--- BEGIN SUPPLIED RECORDS ---

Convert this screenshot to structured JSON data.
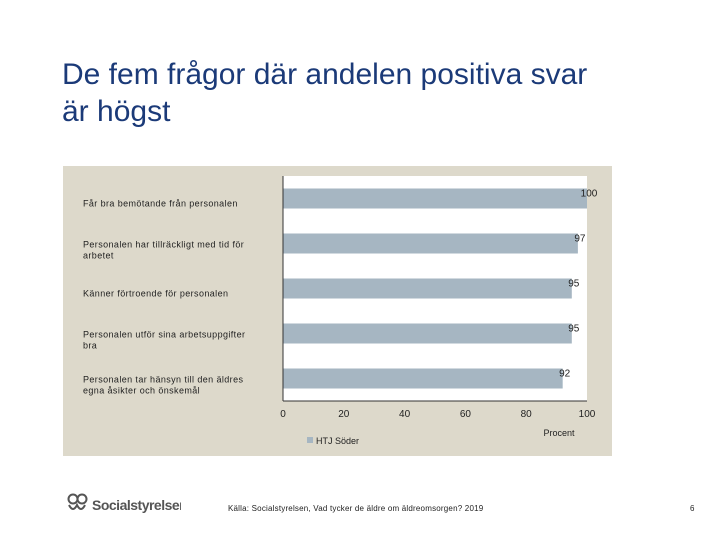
{
  "title_line1": "De fem frågor där andelen positiva svar",
  "title_line2": "är högst",
  "chart_data": {
    "type": "bar",
    "orientation": "horizontal",
    "categories": [
      [
        "Får bra bemötande från personalen"
      ],
      [
        "Personalen har tillräckligt med tid för",
        "arbetet"
      ],
      [
        "Känner förtroende för personalen"
      ],
      [
        "Personalen utför sina arbetsuppgifter",
        "bra"
      ],
      [
        "Personalen tar hänsyn till den äldres",
        "egna åsikter och önskemål"
      ]
    ],
    "series": [
      {
        "name": "HTJ Söder",
        "values": [
          100,
          97,
          95,
          95,
          92
        ],
        "color": "#a6b6c2"
      }
    ],
    "xlim": [
      0,
      100
    ],
    "xticks": [
      "0",
      "20",
      "40",
      "60",
      "80",
      "100"
    ],
    "xlabel": "Procent",
    "legend": "bottom",
    "grid": false
  },
  "logo_text": "Socialstyrelsen",
  "source": "Källa: Socialstyrelsen, Vad tycker de äldre om äldreomsorgen? 2019",
  "page_number": "6"
}
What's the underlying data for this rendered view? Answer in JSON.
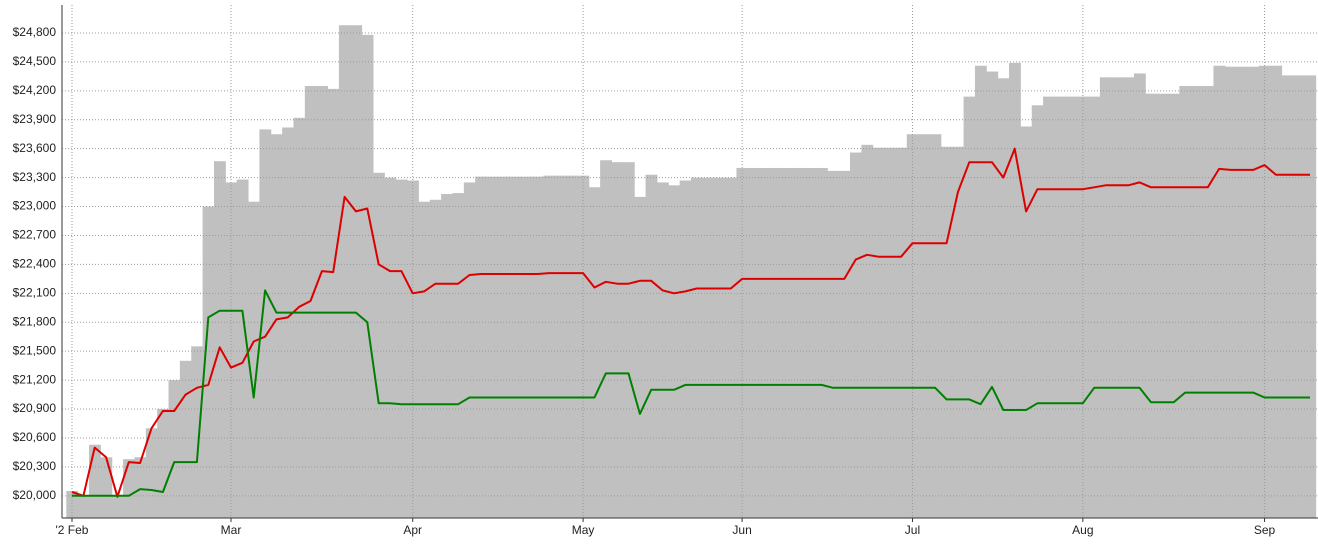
{
  "chart_data": {
    "type": "line",
    "categories": [
      "'2 Feb",
      null,
      null,
      null,
      null,
      null,
      null,
      null,
      null,
      null,
      null,
      null,
      null,
      null,
      "Mar",
      null,
      null,
      null,
      null,
      null,
      null,
      null,
      null,
      null,
      null,
      null,
      null,
      null,
      null,
      null,
      "Apr",
      null,
      null,
      null,
      null,
      null,
      null,
      null,
      null,
      null,
      null,
      null,
      null,
      null,
      null,
      "May",
      null,
      null,
      null,
      null,
      null,
      null,
      null,
      null,
      null,
      null,
      null,
      null,
      null,
      "Jun",
      null,
      null,
      null,
      null,
      null,
      null,
      null,
      null,
      null,
      null,
      null,
      null,
      null,
      null,
      "Jul",
      null,
      null,
      null,
      null,
      null,
      null,
      null,
      null,
      null,
      null,
      null,
      null,
      null,
      null,
      "Aug",
      null,
      null,
      null,
      null,
      null,
      null,
      null,
      null,
      null,
      null,
      null,
      null,
      null,
      null,
      null,
      "Sep",
      null,
      null,
      null,
      null
    ],
    "series": [
      {
        "type": "bar",
        "color": "#c0c0c0",
        "values": [
          20050,
          20000,
          20530,
          20400,
          20000,
          20380,
          20400,
          20700,
          20900,
          21200,
          21400,
          21550,
          23000,
          23470,
          23250,
          23280,
          23050,
          23800,
          23750,
          23820,
          23920,
          24250,
          24250,
          24220,
          24880,
          24880,
          24780,
          23350,
          23300,
          23280,
          23270,
          23050,
          23070,
          23130,
          23140,
          23250,
          23310,
          23310,
          23310,
          23310,
          23310,
          23310,
          23320,
          23320,
          23320,
          23320,
          23200,
          23480,
          23460,
          23460,
          23100,
          23330,
          23250,
          23220,
          23270,
          23300,
          23300,
          23300,
          23300,
          23400,
          23400,
          23400,
          23400,
          23400,
          23400,
          23400,
          23400,
          23370,
          23370,
          23560,
          23640,
          23610,
          23610,
          23610,
          23750,
          23750,
          23750,
          23620,
          23620,
          24140,
          24460,
          24400,
          24330,
          24490,
          23830,
          24050,
          24140,
          24140,
          24140,
          24140,
          24140,
          24340,
          24340,
          24340,
          24380,
          24170,
          24170,
          24170,
          24250,
          24250,
          24250,
          24460,
          24450,
          24450,
          24450,
          24460,
          24460,
          24360,
          24360,
          24360
        ]
      },
      {
        "type": "line",
        "color": "#dd0000",
        "values": [
          20040,
          20000,
          20500,
          20400,
          19990,
          20350,
          20340,
          20700,
          20880,
          20880,
          21050,
          21120,
          21150,
          21540,
          21330,
          21380,
          21600,
          21650,
          21830,
          21850,
          21960,
          22020,
          22330,
          22320,
          23100,
          22950,
          22980,
          22400,
          22330,
          22330,
          22100,
          22120,
          22200,
          22200,
          22200,
          22290,
          22300,
          22300,
          22300,
          22300,
          22300,
          22300,
          22310,
          22310,
          22310,
          22310,
          22160,
          22220,
          22200,
          22200,
          22230,
          22230,
          22130,
          22100,
          22120,
          22150,
          22150,
          22150,
          22150,
          22250,
          22250,
          22250,
          22250,
          22250,
          22250,
          22250,
          22250,
          22250,
          22250,
          22450,
          22500,
          22480,
          22480,
          22480,
          22620,
          22620,
          22620,
          22620,
          23150,
          23460,
          23460,
          23460,
          23300,
          23600,
          22950,
          23180,
          23180,
          23180,
          23180,
          23180,
          23200,
          23220,
          23220,
          23220,
          23250,
          23200,
          23200,
          23200,
          23200,
          23200,
          23200,
          23390,
          23380,
          23380,
          23380,
          23430,
          23330,
          23330,
          23330,
          23330
        ]
      },
      {
        "type": "line",
        "color": "#008000",
        "values": [
          20000,
          20000,
          20000,
          20000,
          20000,
          20000,
          20070,
          20060,
          20040,
          20350,
          20350,
          20350,
          21850,
          21920,
          21920,
          21920,
          21020,
          22130,
          21900,
          21900,
          21900,
          21900,
          21900,
          21900,
          21900,
          21900,
          21800,
          20960,
          20960,
          20950,
          20950,
          20950,
          20950,
          20950,
          20950,
          21020,
          21020,
          21020,
          21020,
          21020,
          21020,
          21020,
          21020,
          21020,
          21020,
          21020,
          21020,
          21270,
          21270,
          21270,
          20850,
          21100,
          21100,
          21100,
          21150,
          21150,
          21150,
          21150,
          21150,
          21150,
          21150,
          21150,
          21150,
          21150,
          21150,
          21150,
          21150,
          21120,
          21120,
          21120,
          21120,
          21120,
          21120,
          21120,
          21120,
          21120,
          21120,
          21000,
          21000,
          21000,
          20950,
          21130,
          20890,
          20890,
          20890,
          20960,
          20960,
          20960,
          20960,
          20960,
          21120,
          21120,
          21120,
          21120,
          21120,
          20970,
          20970,
          20970,
          21070,
          21070,
          21070,
          21070,
          21070,
          21070,
          21070,
          21020,
          21020,
          21020,
          21020,
          21020
        ]
      }
    ],
    "ylim": [
      19770,
      25090
    ],
    "yticks": [
      {
        "value": 20000,
        "label": "$20,000"
      },
      {
        "value": 20300,
        "label": "$20,300"
      },
      {
        "value": 20600,
        "label": "$20,600"
      },
      {
        "value": 20900,
        "label": "$20,900"
      },
      {
        "value": 21200,
        "label": "$21,200"
      },
      {
        "value": 21500,
        "label": "$21,500"
      },
      {
        "value": 21800,
        "label": "$21,800"
      },
      {
        "value": 22100,
        "label": "$22,100"
      },
      {
        "value": 22400,
        "label": "$22,400"
      },
      {
        "value": 22700,
        "label": "$22,700"
      },
      {
        "value": 23000,
        "label": "$23,000"
      },
      {
        "value": 23300,
        "label": "$23,300"
      },
      {
        "value": 23600,
        "label": "$23,600"
      },
      {
        "value": 23900,
        "label": "$23,900"
      },
      {
        "value": 24200,
        "label": "$24,200"
      },
      {
        "value": 24500,
        "label": "$24,500"
      },
      {
        "value": 24800,
        "label": "$24,800"
      }
    ],
    "grid": true
  }
}
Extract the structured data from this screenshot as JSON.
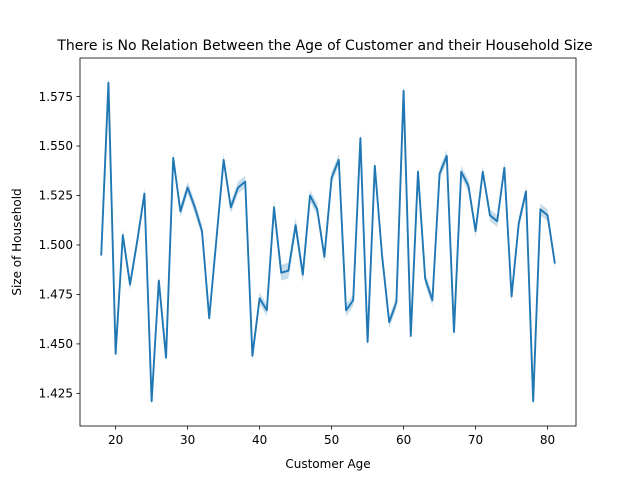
{
  "chart_data": {
    "type": "line",
    "title": "There is No Relation Between the Age of Customer and their Household Size",
    "xlabel": "Customer Age",
    "ylabel": "Size of Household",
    "xlim": [
      15.05,
      83.95
    ],
    "ylim": [
      1.4085,
      1.5945
    ],
    "xticks": [
      20,
      30,
      40,
      50,
      60,
      70,
      80
    ],
    "yticks": [
      1.425,
      1.45,
      1.475,
      1.5,
      1.525,
      1.55,
      1.575
    ],
    "ytick_labels": [
      "1.425",
      "1.450",
      "1.475",
      "1.500",
      "1.525",
      "1.550",
      "1.575"
    ],
    "grid": false,
    "line_color": "#1f77b4",
    "band_color": "#1f77b4",
    "series": [
      {
        "x": [
          18,
          19,
          20,
          21,
          22,
          23,
          24,
          25,
          26,
          27,
          28,
          29,
          30,
          31,
          32,
          33,
          34,
          35,
          36,
          37,
          38,
          39,
          40,
          41,
          42,
          43,
          44,
          45,
          46,
          47,
          48,
          49,
          50,
          51,
          52,
          53,
          54,
          55,
          56,
          57,
          58,
          59,
          60,
          61,
          62,
          63,
          64,
          65,
          66,
          67,
          68,
          69,
          70,
          71,
          72,
          73,
          74,
          75,
          76,
          77,
          78,
          79,
          80,
          81
        ],
        "values": [
          1.495,
          1.582,
          1.445,
          1.505,
          1.48,
          1.502,
          1.526,
          1.421,
          1.482,
          1.443,
          1.544,
          1.517,
          1.529,
          1.519,
          1.507,
          1.463,
          1.503,
          1.543,
          1.519,
          1.529,
          1.532,
          1.444,
          1.473,
          1.467,
          1.519,
          1.486,
          1.487,
          1.51,
          1.485,
          1.525,
          1.518,
          1.494,
          1.534,
          1.543,
          1.467,
          1.472,
          1.554,
          1.451,
          1.54,
          1.495,
          1.461,
          1.471,
          1.578,
          1.454,
          1.537,
          1.483,
          1.472,
          1.536,
          1.545,
          1.456,
          1.537,
          1.53,
          1.507,
          1.537,
          1.515,
          1.512,
          1.539,
          1.474,
          1.511,
          1.527,
          1.421,
          1.518,
          1.515,
          1.491
        ],
        "ci_low": [
          1.492,
          1.579,
          1.442,
          1.502,
          1.477,
          1.499,
          1.523,
          1.419,
          1.479,
          1.441,
          1.541,
          1.514,
          1.526,
          1.516,
          1.504,
          1.461,
          1.5,
          1.54,
          1.516,
          1.526,
          1.529,
          1.441,
          1.47,
          1.464,
          1.515,
          1.482,
          1.483,
          1.506,
          1.481,
          1.522,
          1.515,
          1.491,
          1.531,
          1.54,
          1.464,
          1.469,
          1.551,
          1.448,
          1.537,
          1.492,
          1.458,
          1.468,
          1.575,
          1.451,
          1.534,
          1.48,
          1.469,
          1.533,
          1.542,
          1.453,
          1.534,
          1.527,
          1.504,
          1.534,
          1.512,
          1.509,
          1.536,
          1.471,
          1.508,
          1.524,
          1.419,
          1.515,
          1.512,
          1.488
        ],
        "ci_high": [
          1.498,
          1.585,
          1.448,
          1.508,
          1.483,
          1.505,
          1.529,
          1.423,
          1.485,
          1.445,
          1.547,
          1.52,
          1.532,
          1.522,
          1.51,
          1.465,
          1.506,
          1.546,
          1.522,
          1.532,
          1.535,
          1.447,
          1.476,
          1.47,
          1.523,
          1.49,
          1.491,
          1.514,
          1.489,
          1.528,
          1.521,
          1.497,
          1.537,
          1.546,
          1.47,
          1.475,
          1.557,
          1.454,
          1.543,
          1.498,
          1.464,
          1.474,
          1.581,
          1.457,
          1.54,
          1.486,
          1.475,
          1.539,
          1.548,
          1.459,
          1.54,
          1.533,
          1.51,
          1.54,
          1.518,
          1.515,
          1.542,
          1.477,
          1.514,
          1.53,
          1.423,
          1.521,
          1.518,
          1.494
        ]
      }
    ]
  }
}
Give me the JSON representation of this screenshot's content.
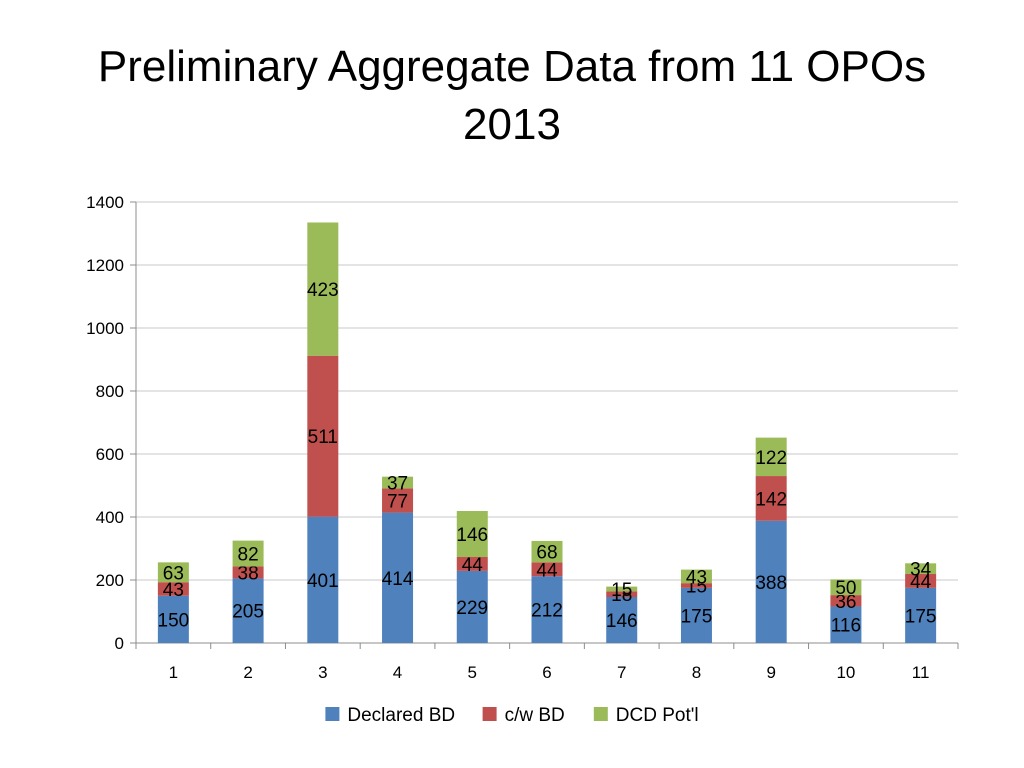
{
  "slide": {
    "title_line1": "Preliminary Aggregate Data from 11 OPOs",
    "title_line2": "2013"
  },
  "chart_data": {
    "type": "bar",
    "stacked": true,
    "categories": [
      "1",
      "2",
      "3",
      "4",
      "5",
      "6",
      "7",
      "8",
      "9",
      "10",
      "11"
    ],
    "series": [
      {
        "name": "Declared BD",
        "color": "#4F81BD",
        "values": [
          150,
          205,
          401,
          414,
          229,
          212,
          146,
          175,
          388,
          116,
          175
        ]
      },
      {
        "name": "c/w BD",
        "color": "#C0504D",
        "values": [
          43,
          38,
          511,
          77,
          44,
          44,
          18,
          15,
          142,
          36,
          44
        ]
      },
      {
        "name": "DCD Pot'l",
        "color": "#9BBB59",
        "values": [
          63,
          82,
          423,
          37,
          146,
          68,
          15,
          43,
          122,
          50,
          34
        ]
      }
    ],
    "ylim": [
      0,
      1400
    ],
    "yticks": [
      "0",
      "200",
      "400",
      "600",
      "800",
      "1000",
      "1200",
      "1400"
    ],
    "grid": true,
    "legend_position": "bottom",
    "data_labels": true
  }
}
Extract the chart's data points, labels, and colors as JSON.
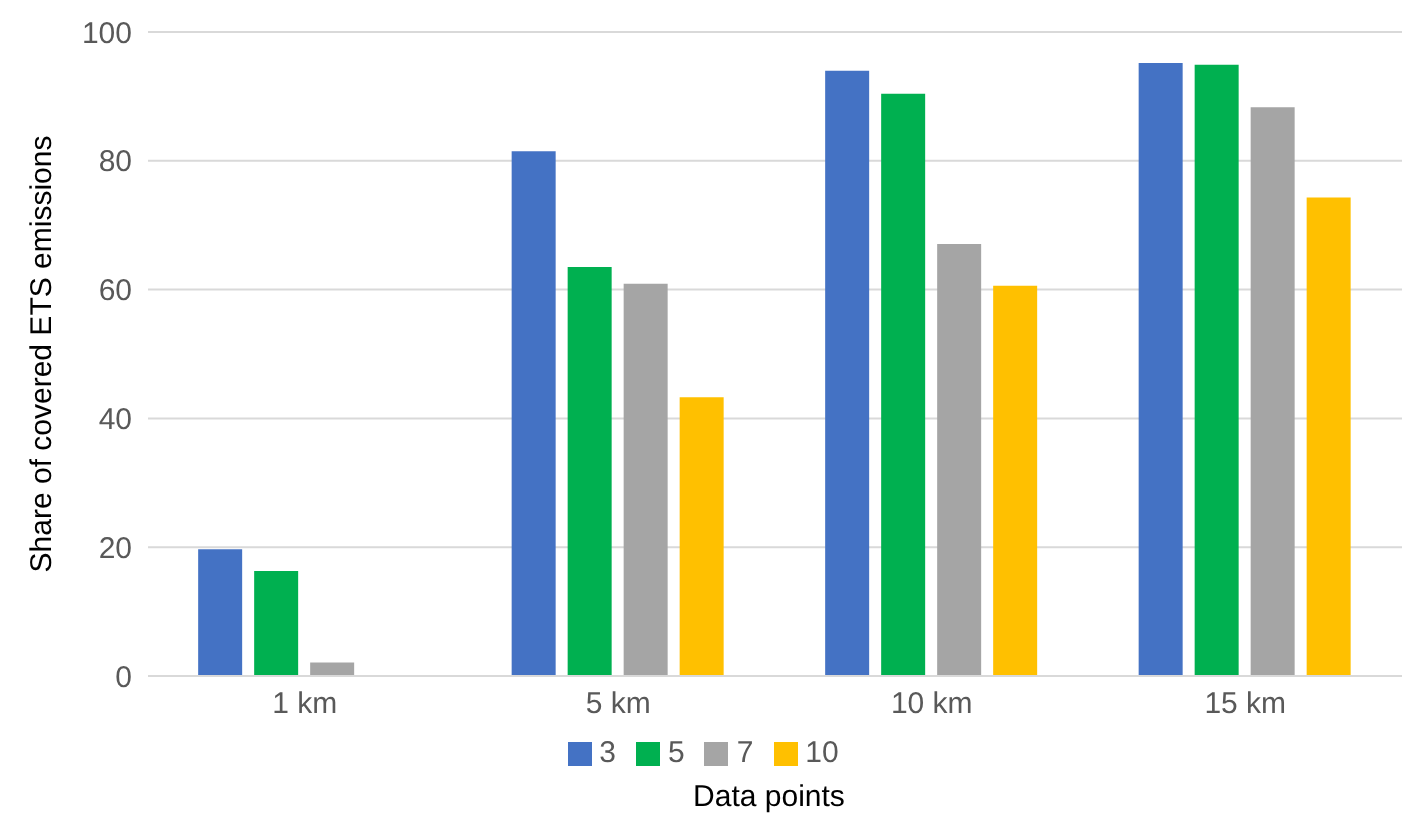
{
  "chart_data": {
    "type": "bar",
    "ylabel": "Share of covered ETS emissions",
    "xlabel": "Data points",
    "categories": [
      "1 km",
      "5 km",
      "10 km",
      "15 km"
    ],
    "series": [
      {
        "name": "3",
        "color": "#4472c4",
        "values": [
          19.7,
          81.5,
          94.0,
          95.2
        ]
      },
      {
        "name": "5",
        "color": "#00b050",
        "values": [
          16.3,
          63.5,
          90.4,
          94.9
        ]
      },
      {
        "name": "7",
        "color": "#a5a5a5",
        "values": [
          2.1,
          60.9,
          67.1,
          88.3
        ]
      },
      {
        "name": "10",
        "color": "#ffc000",
        "values": [
          0,
          43.3,
          60.6,
          74.3
        ]
      }
    ],
    "ylim": [
      0,
      100
    ],
    "yticks": [
      0,
      20,
      40,
      60,
      80,
      100
    ],
    "grid": "y",
    "legend": "bottom"
  }
}
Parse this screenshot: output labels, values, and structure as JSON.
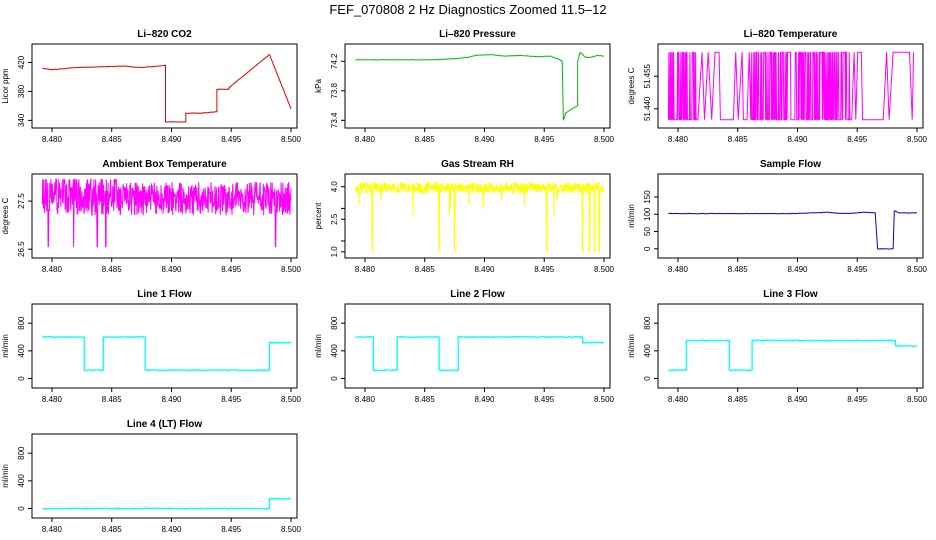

--- END SUPPLIED RECORDS ---

§ **THE REQUEST**: Find "screenshot". Copy every line it occurs in.

§ **OUTPUT OF THE TASK**:
Convert this screenshot to structured JSON data.
Extract the structured data from this screenshot as JSON.
Give me the JSON representation of this screenshot's content.
Parse this screenshot: output labels, values, and structure as JSON.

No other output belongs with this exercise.